**Instructions to follow**
Please find all lines in the data that hold the string "title" and copy them.

**Source records**
· · ·

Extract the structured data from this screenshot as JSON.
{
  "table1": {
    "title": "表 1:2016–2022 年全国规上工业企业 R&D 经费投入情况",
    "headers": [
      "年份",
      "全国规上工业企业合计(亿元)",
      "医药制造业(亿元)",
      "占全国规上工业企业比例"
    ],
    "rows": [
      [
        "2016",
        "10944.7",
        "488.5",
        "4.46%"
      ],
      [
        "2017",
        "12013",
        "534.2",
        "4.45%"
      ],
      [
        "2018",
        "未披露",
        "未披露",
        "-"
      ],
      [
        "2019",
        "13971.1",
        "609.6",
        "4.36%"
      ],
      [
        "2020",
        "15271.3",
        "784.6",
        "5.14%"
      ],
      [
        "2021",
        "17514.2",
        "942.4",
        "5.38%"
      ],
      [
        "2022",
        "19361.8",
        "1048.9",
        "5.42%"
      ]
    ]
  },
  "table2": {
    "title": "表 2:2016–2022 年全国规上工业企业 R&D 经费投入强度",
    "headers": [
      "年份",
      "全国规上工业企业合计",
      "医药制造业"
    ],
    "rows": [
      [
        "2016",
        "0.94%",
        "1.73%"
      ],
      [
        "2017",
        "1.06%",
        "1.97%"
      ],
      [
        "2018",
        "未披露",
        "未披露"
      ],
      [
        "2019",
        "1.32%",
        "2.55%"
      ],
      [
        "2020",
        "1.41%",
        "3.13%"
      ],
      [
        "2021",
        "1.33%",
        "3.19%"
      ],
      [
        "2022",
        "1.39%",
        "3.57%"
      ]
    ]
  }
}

· · ·

**The answer**
    "title": "表 1:2016–2022 年全国规上工业企业 R&D 经费投入情况",
    "title": "表 2:2016–2022 年全国规上工业企业 R&D 经费投入强度",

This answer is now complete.